* _Stated task_
Can you transcribe every entry word for word, skipping the images?

-------- Material to process --------

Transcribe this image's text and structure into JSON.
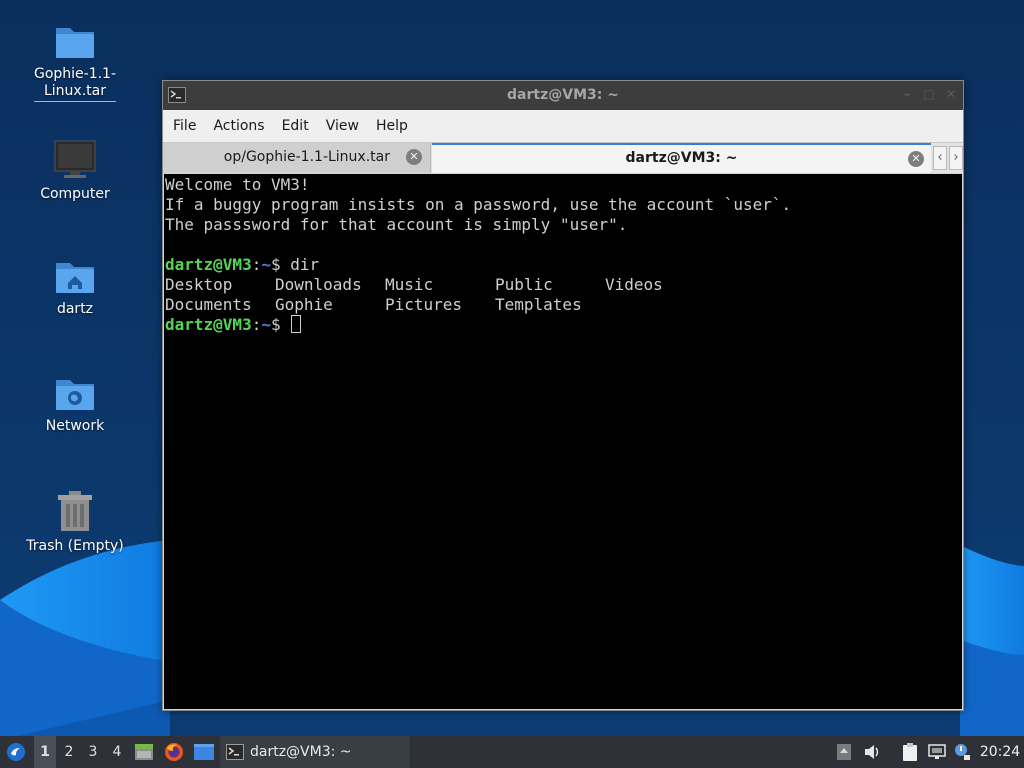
{
  "desktop": {
    "icons": [
      {
        "label": "Gophie-1.1-Linux.tar",
        "icon": "folder-icon"
      },
      {
        "label": "Computer",
        "icon": "monitor-icon"
      },
      {
        "label": "dartz",
        "icon": "home-folder-icon"
      },
      {
        "label": "Network",
        "icon": "network-folder-icon"
      },
      {
        "label": "Trash (Empty)",
        "icon": "trash-icon"
      }
    ],
    "icon_label_lines": {
      "gophie_line1": "Gophie-1.1-",
      "gophie_line2": "Linux.tar"
    }
  },
  "window": {
    "title": "dartz@VM3: ~",
    "menu": [
      "File",
      "Actions",
      "Edit",
      "View",
      "Help"
    ],
    "tabs": [
      {
        "label": "op/Gophie-1.1-Linux.tar",
        "active": false
      },
      {
        "label": "dartz@VM3: ~",
        "active": true
      }
    ]
  },
  "terminal": {
    "welcome": [
      "Welcome to VM3!",
      "If a buggy program insists on a password, use the account `user`.",
      "The passsword for that account is simply \"user\"."
    ],
    "prompt_user": "dartz@VM3",
    "prompt_sep": ":",
    "prompt_path": "~",
    "prompt_symbol": "$ ",
    "command": "dir",
    "dir_row1": [
      "Desktop",
      "Downloads",
      "Music",
      "Public",
      "Videos"
    ],
    "dir_row2": [
      "Documents",
      "Gophie",
      "Pictures",
      "Templates"
    ]
  },
  "taskbar": {
    "workspaces": [
      "1",
      "2",
      "3",
      "4"
    ],
    "active_workspace": "1",
    "task_label": "dartz@VM3: ~",
    "clock": "20:24"
  },
  "colors": {
    "wallpaper": "#0c3466",
    "wave_light": "#1a8cf0",
    "terminal_bg": "#000000",
    "prompt_user": "#54d654",
    "prompt_path": "#4f7fe0",
    "taskbar": "#2e3238"
  }
}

--------

* _Correct response_
Transcribe this image's text and structure into JSON.
{
  "desktop": {
    "icons": [
      {
        "label": "Gophie-1.1-Linux.tar",
        "icon": "folder-icon"
      },
      {
        "label": "Computer",
        "icon": "monitor-icon"
      },
      {
        "label": "dartz",
        "icon": "home-folder-icon"
      },
      {
        "label": "Network",
        "icon": "network-folder-icon"
      },
      {
        "label": "Trash (Empty)",
        "icon": "trash-icon"
      }
    ],
    "icon_label_lines": {
      "gophie_line1": "Gophie-1.1-",
      "gophie_line2": "Linux.tar"
    }
  },
  "window": {
    "title": "dartz@VM3: ~",
    "menu": [
      "File",
      "Actions",
      "Edit",
      "View",
      "Help"
    ],
    "tabs": [
      {
        "label": "op/Gophie-1.1-Linux.tar",
        "active": false
      },
      {
        "label": "dartz@VM3: ~",
        "active": true
      }
    ]
  },
  "terminal": {
    "welcome": [
      "Welcome to VM3!",
      "If a buggy program insists on a password, use the account `user`.",
      "The passsword for that account is simply \"user\"."
    ],
    "prompt_user": "dartz@VM3",
    "prompt_sep": ":",
    "prompt_path": "~",
    "prompt_symbol": "$ ",
    "command": "dir",
    "dir_row1": [
      "Desktop",
      "Downloads",
      "Music",
      "Public",
      "Videos"
    ],
    "dir_row2": [
      "Documents",
      "Gophie",
      "Pictures",
      "Templates"
    ]
  },
  "taskbar": {
    "workspaces": [
      "1",
      "2",
      "3",
      "4"
    ],
    "active_workspace": "1",
    "task_label": "dartz@VM3: ~",
    "clock": "20:24"
  },
  "colors": {
    "wallpaper": "#0c3466",
    "wave_light": "#1a8cf0",
    "terminal_bg": "#000000",
    "prompt_user": "#54d654",
    "prompt_path": "#4f7fe0",
    "taskbar": "#2e3238"
  }
}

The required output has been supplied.